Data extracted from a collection
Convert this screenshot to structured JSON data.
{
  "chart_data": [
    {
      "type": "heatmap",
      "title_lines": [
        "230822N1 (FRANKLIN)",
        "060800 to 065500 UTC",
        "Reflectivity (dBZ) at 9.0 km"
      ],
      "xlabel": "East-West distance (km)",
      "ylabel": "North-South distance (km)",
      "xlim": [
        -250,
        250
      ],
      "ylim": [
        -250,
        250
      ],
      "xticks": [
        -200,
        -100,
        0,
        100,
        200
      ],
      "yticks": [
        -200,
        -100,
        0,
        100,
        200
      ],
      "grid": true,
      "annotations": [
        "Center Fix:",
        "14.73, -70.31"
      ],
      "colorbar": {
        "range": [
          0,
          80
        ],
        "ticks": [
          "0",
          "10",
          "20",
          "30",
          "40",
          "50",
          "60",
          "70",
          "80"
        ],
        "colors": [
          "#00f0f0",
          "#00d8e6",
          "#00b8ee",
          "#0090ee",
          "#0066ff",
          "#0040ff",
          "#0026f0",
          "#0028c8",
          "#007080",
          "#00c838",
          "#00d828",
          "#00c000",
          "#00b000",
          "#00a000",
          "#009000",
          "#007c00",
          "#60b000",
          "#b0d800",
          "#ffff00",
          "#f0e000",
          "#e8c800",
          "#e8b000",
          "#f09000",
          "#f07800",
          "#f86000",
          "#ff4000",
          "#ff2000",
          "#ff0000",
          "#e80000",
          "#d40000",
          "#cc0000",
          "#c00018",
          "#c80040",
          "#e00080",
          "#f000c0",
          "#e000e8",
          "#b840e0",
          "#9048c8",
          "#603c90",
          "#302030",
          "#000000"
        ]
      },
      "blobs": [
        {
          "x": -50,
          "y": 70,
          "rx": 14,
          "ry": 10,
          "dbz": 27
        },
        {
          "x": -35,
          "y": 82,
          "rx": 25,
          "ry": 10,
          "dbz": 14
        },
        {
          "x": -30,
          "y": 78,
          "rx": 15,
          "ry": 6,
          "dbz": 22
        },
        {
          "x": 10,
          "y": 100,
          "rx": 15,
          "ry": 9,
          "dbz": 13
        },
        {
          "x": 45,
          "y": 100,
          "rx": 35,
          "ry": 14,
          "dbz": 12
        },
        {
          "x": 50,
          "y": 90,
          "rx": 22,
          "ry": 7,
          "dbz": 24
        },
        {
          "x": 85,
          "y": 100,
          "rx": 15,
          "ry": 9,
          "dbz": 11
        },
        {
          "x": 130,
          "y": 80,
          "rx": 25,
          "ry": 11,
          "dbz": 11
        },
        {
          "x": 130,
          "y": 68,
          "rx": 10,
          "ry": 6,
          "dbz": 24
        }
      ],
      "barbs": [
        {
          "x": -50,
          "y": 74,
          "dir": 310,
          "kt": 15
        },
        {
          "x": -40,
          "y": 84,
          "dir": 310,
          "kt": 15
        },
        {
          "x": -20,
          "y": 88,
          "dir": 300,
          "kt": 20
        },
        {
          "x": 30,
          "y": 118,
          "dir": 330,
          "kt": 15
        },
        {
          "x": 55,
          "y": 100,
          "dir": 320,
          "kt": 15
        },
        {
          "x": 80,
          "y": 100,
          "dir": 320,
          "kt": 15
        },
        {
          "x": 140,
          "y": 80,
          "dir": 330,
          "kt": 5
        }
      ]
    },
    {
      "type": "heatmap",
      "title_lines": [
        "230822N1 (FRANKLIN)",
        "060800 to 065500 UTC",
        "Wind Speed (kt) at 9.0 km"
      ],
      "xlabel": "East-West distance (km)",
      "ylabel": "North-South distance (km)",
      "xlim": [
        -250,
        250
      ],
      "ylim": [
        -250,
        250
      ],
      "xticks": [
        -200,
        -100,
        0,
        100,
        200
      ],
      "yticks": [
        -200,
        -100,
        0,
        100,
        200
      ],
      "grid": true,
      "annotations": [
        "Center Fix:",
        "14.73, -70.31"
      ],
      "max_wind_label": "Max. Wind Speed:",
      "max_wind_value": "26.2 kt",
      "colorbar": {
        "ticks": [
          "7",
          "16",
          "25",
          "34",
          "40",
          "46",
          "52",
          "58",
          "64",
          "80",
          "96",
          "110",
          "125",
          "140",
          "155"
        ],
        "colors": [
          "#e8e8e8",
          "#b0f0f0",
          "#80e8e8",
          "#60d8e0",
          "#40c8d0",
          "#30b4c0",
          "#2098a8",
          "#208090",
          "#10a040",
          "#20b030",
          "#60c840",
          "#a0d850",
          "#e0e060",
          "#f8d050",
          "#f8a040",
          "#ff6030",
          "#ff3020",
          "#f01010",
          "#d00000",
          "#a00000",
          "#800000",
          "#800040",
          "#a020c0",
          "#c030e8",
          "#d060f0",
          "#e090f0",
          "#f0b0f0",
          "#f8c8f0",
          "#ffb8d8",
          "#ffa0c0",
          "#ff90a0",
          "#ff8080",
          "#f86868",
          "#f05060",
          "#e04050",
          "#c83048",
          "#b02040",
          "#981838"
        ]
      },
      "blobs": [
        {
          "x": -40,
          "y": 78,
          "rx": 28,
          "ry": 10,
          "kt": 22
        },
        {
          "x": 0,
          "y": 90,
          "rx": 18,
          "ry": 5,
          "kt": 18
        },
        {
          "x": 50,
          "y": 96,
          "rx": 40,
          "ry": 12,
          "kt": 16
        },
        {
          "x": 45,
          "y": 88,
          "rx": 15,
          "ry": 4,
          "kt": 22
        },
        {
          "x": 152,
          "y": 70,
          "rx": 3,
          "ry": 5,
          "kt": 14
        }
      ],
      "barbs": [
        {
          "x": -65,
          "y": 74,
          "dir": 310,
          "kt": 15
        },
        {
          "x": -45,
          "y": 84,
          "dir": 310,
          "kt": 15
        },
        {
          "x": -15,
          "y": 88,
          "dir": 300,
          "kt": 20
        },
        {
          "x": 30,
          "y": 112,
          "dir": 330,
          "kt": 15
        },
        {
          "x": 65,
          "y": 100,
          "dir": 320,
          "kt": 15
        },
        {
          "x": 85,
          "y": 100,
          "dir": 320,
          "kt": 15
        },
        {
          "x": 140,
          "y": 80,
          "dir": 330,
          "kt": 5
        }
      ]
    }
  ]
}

Your goal: Return all the data exactly as given.

Correct result:
Convert this screenshot to structured JSON data.
{
  "chart_data": [
    {
      "type": "heatmap",
      "title_lines": [
        "230822N1 (FRANKLIN)",
        "060800 to 065500 UTC",
        "Reflectivity (dBZ) at 9.0 km"
      ],
      "xlabel": "East-West distance (km)",
      "ylabel": "North-South distance (km)",
      "xlim": [
        -250,
        250
      ],
      "ylim": [
        -250,
        250
      ],
      "xticks": [
        -200,
        -100,
        0,
        100,
        200
      ],
      "yticks": [
        -200,
        -100,
        0,
        100,
        200
      ],
      "grid": true,
      "annotations": [
        "Center Fix:",
        "14.73, -70.31"
      ],
      "colorbar": {
        "range": [
          0,
          80
        ],
        "ticks": [
          "0",
          "10",
          "20",
          "30",
          "40",
          "50",
          "60",
          "70",
          "80"
        ],
        "colors": [
          "#00f0f0",
          "#00d8e6",
          "#00b8ee",
          "#0090ee",
          "#0066ff",
          "#0040ff",
          "#0026f0",
          "#0028c8",
          "#007080",
          "#00c838",
          "#00d828",
          "#00c000",
          "#00b000",
          "#00a000",
          "#009000",
          "#007c00",
          "#60b000",
          "#b0d800",
          "#ffff00",
          "#f0e000",
          "#e8c800",
          "#e8b000",
          "#f09000",
          "#f07800",
          "#f86000",
          "#ff4000",
          "#ff2000",
          "#ff0000",
          "#e80000",
          "#d40000",
          "#cc0000",
          "#c00018",
          "#c80040",
          "#e00080",
          "#f000c0",
          "#e000e8",
          "#b840e0",
          "#9048c8",
          "#603c90",
          "#302030",
          "#000000"
        ]
      },
      "blobs": [
        {
          "x": -50,
          "y": 70,
          "rx": 14,
          "ry": 10,
          "dbz": 27
        },
        {
          "x": -35,
          "y": 82,
          "rx": 25,
          "ry": 10,
          "dbz": 14
        },
        {
          "x": -30,
          "y": 78,
          "rx": 15,
          "ry": 6,
          "dbz": 22
        },
        {
          "x": 10,
          "y": 100,
          "rx": 15,
          "ry": 9,
          "dbz": 13
        },
        {
          "x": 45,
          "y": 100,
          "rx": 35,
          "ry": 14,
          "dbz": 12
        },
        {
          "x": 50,
          "y": 90,
          "rx": 22,
          "ry": 7,
          "dbz": 24
        },
        {
          "x": 85,
          "y": 100,
          "rx": 15,
          "ry": 9,
          "dbz": 11
        },
        {
          "x": 130,
          "y": 80,
          "rx": 25,
          "ry": 11,
          "dbz": 11
        },
        {
          "x": 130,
          "y": 68,
          "rx": 10,
          "ry": 6,
          "dbz": 24
        }
      ],
      "barbs": [
        {
          "x": -50,
          "y": 74,
          "dir": 310,
          "kt": 15
        },
        {
          "x": -40,
          "y": 84,
          "dir": 310,
          "kt": 15
        },
        {
          "x": -20,
          "y": 88,
          "dir": 300,
          "kt": 20
        },
        {
          "x": 30,
          "y": 118,
          "dir": 330,
          "kt": 15
        },
        {
          "x": 55,
          "y": 100,
          "dir": 320,
          "kt": 15
        },
        {
          "x": 80,
          "y": 100,
          "dir": 320,
          "kt": 15
        },
        {
          "x": 140,
          "y": 80,
          "dir": 330,
          "kt": 5
        }
      ]
    },
    {
      "type": "heatmap",
      "title_lines": [
        "230822N1 (FRANKLIN)",
        "060800 to 065500 UTC",
        "Wind Speed (kt) at 9.0 km"
      ],
      "xlabel": "East-West distance (km)",
      "ylabel": "North-South distance (km)",
      "xlim": [
        -250,
        250
      ],
      "ylim": [
        -250,
        250
      ],
      "xticks": [
        -200,
        -100,
        0,
        100,
        200
      ],
      "yticks": [
        -200,
        -100,
        0,
        100,
        200
      ],
      "grid": true,
      "annotations": [
        "Center Fix:",
        "14.73, -70.31"
      ],
      "max_wind_label": "Max. Wind Speed:",
      "max_wind_value": "26.2 kt",
      "colorbar": {
        "ticks": [
          "7",
          "16",
          "25",
          "34",
          "40",
          "46",
          "52",
          "58",
          "64",
          "80",
          "96",
          "110",
          "125",
          "140",
          "155"
        ],
        "colors": [
          "#e8e8e8",
          "#b0f0f0",
          "#80e8e8",
          "#60d8e0",
          "#40c8d0",
          "#30b4c0",
          "#2098a8",
          "#208090",
          "#10a040",
          "#20b030",
          "#60c840",
          "#a0d850",
          "#e0e060",
          "#f8d050",
          "#f8a040",
          "#ff6030",
          "#ff3020",
          "#f01010",
          "#d00000",
          "#a00000",
          "#800000",
          "#800040",
          "#a020c0",
          "#c030e8",
          "#d060f0",
          "#e090f0",
          "#f0b0f0",
          "#f8c8f0",
          "#ffb8d8",
          "#ffa0c0",
          "#ff90a0",
          "#ff8080",
          "#f86868",
          "#f05060",
          "#e04050",
          "#c83048",
          "#b02040",
          "#981838"
        ]
      },
      "blobs": [
        {
          "x": -40,
          "y": 78,
          "rx": 28,
          "ry": 10,
          "kt": 22
        },
        {
          "x": 0,
          "y": 90,
          "rx": 18,
          "ry": 5,
          "kt": 18
        },
        {
          "x": 50,
          "y": 96,
          "rx": 40,
          "ry": 12,
          "kt": 16
        },
        {
          "x": 45,
          "y": 88,
          "rx": 15,
          "ry": 4,
          "kt": 22
        },
        {
          "x": 152,
          "y": 70,
          "rx": 3,
          "ry": 5,
          "kt": 14
        }
      ],
      "barbs": [
        {
          "x": -65,
          "y": 74,
          "dir": 310,
          "kt": 15
        },
        {
          "x": -45,
          "y": 84,
          "dir": 310,
          "kt": 15
        },
        {
          "x": -15,
          "y": 88,
          "dir": 300,
          "kt": 20
        },
        {
          "x": 30,
          "y": 112,
          "dir": 330,
          "kt": 15
        },
        {
          "x": 65,
          "y": 100,
          "dir": 320,
          "kt": 15
        },
        {
          "x": 85,
          "y": 100,
          "dir": 320,
          "kt": 15
        },
        {
          "x": 140,
          "y": 80,
          "dir": 330,
          "kt": 5
        }
      ]
    }
  ]
}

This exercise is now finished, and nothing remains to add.